- _Aim_
Print all of the data exactly.
#### Supplied records ####
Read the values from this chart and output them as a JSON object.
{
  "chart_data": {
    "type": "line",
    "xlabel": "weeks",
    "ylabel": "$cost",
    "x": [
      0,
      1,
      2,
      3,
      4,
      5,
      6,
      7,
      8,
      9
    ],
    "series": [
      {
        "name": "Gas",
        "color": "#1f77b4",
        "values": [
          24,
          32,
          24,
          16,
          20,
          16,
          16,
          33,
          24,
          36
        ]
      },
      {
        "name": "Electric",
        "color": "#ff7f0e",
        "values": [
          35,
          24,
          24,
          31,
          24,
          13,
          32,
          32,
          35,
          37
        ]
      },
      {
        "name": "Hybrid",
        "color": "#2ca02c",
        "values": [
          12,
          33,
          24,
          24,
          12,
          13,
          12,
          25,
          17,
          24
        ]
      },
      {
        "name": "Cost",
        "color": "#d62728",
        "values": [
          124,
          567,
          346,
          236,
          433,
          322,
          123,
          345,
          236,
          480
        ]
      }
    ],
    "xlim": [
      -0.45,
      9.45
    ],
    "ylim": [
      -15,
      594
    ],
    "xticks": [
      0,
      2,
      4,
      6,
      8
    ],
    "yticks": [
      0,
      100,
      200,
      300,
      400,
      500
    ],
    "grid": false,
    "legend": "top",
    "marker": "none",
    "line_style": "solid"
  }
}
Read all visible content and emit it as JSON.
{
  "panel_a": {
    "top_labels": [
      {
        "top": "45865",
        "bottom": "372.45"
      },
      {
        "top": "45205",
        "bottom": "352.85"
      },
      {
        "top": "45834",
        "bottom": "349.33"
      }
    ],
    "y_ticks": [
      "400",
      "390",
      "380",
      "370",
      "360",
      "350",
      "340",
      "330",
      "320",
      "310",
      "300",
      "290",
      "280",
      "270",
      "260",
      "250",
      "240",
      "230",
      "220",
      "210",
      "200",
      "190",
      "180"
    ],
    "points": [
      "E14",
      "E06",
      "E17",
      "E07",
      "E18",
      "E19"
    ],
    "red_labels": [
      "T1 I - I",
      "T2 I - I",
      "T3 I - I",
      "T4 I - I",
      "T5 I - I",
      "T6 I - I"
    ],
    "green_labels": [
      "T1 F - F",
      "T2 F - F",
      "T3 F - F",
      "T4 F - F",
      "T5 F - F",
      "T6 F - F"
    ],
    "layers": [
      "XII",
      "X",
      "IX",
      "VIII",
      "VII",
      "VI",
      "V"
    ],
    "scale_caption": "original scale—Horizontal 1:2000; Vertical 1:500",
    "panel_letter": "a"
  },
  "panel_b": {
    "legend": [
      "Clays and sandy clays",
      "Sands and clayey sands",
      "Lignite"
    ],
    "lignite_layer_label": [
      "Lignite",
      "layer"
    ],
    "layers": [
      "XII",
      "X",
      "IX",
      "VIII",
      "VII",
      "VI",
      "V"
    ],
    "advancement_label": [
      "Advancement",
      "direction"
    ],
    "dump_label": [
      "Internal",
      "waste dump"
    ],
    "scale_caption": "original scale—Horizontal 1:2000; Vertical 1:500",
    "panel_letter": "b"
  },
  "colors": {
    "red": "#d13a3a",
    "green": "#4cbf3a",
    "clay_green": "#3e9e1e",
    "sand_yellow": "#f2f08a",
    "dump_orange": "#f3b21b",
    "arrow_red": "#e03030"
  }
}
####
- _Answer_
Read the values from this chart and output them as a JSON object.
{
  "chart_data": {
    "type": "line",
    "xlabel": "weeks",
    "ylabel": "$cost",
    "x": [
      0,
      1,
      2,
      3,
      4,
      5,
      6,
      7,
      8,
      9
    ],
    "series": [
      {
        "name": "Gas",
        "color": "#1f77b4",
        "values": [
          24,
          32,
          24,
          16,
          20,
          16,
          16,
          33,
          24,
          36
        ]
      },
      {
        "name": "Electric",
        "color": "#ff7f0e",
        "values": [
          35,
          24,
          24,
          31,
          24,
          13,
          32,
          32,
          35,
          37
        ]
      },
      {
        "name": "Hybrid",
        "color": "#2ca02c",
        "values": [
          12,
          33,
          24,
          24,
          12,
          13,
          12,
          25,
          17,
          24
        ]
      },
      {
        "name": "Cost",
        "color": "#d62728",
        "values": [
          124,
          567,
          346,
          236,
          433,
          322,
          123,
          345,
          236,
          480
        ]
      }
    ],
    "xlim": [
      -0.45,
      9.45
    ],
    "ylim": [
      -15,
      594
    ],
    "xticks": [
      0,
      2,
      4,
      6,
      8
    ],
    "yticks": [
      0,
      100,
      200,
      300,
      400,
      500
    ],
    "grid": false,
    "legend": "top",
    "marker": "none",
    "line_style": "solid"
  }
}
Read all visible content and emit it as JSON.
{
  "panel_a": {
    "top_labels": [
      {
        "top": "45865",
        "bottom": "372.45"
      },
      {
        "top": "45205",
        "bottom": "352.85"
      },
      {
        "top": "45834",
        "bottom": "349.33"
      }
    ],
    "y_ticks": [
      "400",
      "390",
      "380",
      "370",
      "360",
      "350",
      "340",
      "330",
      "320",
      "310",
      "300",
      "290",
      "280",
      "270",
      "260",
      "250",
      "240",
      "230",
      "220",
      "210",
      "200",
      "190",
      "180"
    ],
    "points": [
      "E14",
      "E06",
      "E17",
      "E07",
      "E18",
      "E19"
    ],
    "red_labels": [
      "T1 I - I",
      "T2 I - I",
      "T3 I - I",
      "T4 I - I",
      "T5 I - I",
      "T6 I - I"
    ],
    "green_labels": [
      "T1 F - F",
      "T2 F - F",
      "T3 F - F",
      "T4 F - F",
      "T5 F - F",
      "T6 F - F"
    ],
    "layers": [
      "XII",
      "X",
      "IX",
      "VIII",
      "VII",
      "VI",
      "V"
    ],
    "scale_caption": "original scale—Horizontal 1:2000; Vertical 1:500",
    "panel_letter": "a"
  },
  "panel_b": {
    "legend": [
      "Clays and sandy clays",
      "Sands and clayey sands",
      "Lignite"
    ],
    "lignite_layer_label": [
      "Lignite",
      "layer"
    ],
    "layers": [
      "XII",
      "X",
      "IX",
      "VIII",
      "VII",
      "VI",
      "V"
    ],
    "advancement_label": [
      "Advancement",
      "direction"
    ],
    "dump_label": [
      "Internal",
      "waste dump"
    ],
    "scale_caption": "original scale—Horizontal 1:2000; Vertical 1:500",
    "panel_letter": "b"
  },
  "colors": {
    "red": "#d13a3a",
    "green": "#4cbf3a",
    "clay_green": "#3e9e1e",
    "sand_yellow": "#f2f08a",
    "dump_orange": "#f3b21b",
    "arrow_red": "#e03030"
  }
}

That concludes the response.